▸ Requirements
Pick out the lines below with "Administrator" and list them.

====== Records

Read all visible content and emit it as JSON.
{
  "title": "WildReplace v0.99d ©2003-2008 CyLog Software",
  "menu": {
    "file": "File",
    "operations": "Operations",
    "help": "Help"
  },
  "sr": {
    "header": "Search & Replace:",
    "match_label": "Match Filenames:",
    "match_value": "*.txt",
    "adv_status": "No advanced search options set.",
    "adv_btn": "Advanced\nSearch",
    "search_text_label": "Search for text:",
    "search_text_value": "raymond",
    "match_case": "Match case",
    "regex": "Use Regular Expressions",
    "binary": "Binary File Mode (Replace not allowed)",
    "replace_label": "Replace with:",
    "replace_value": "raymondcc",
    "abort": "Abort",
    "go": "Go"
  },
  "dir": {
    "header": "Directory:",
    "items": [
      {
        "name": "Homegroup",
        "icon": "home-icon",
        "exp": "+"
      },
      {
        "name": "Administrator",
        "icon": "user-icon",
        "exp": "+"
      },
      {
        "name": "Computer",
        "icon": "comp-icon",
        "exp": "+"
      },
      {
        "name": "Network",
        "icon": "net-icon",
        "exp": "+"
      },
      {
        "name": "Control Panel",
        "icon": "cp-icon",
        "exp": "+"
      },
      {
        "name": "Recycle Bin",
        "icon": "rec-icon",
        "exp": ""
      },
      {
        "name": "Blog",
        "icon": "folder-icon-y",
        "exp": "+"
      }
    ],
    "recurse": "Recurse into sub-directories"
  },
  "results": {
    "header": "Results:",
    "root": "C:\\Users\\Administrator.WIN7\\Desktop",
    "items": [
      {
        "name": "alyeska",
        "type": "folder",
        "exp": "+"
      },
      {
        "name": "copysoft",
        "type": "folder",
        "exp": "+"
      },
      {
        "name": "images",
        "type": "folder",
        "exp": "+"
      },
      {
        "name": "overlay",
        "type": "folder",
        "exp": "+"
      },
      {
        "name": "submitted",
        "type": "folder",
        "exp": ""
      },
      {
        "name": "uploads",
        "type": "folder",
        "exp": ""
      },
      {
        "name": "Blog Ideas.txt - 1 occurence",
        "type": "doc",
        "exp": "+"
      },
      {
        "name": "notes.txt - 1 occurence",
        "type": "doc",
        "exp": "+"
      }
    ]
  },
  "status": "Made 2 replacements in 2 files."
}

============

▸ Answer for this exercise
        "name": "Administrator",
    "root": "C:\\Users\\Administrator.WIN7\\Desktop",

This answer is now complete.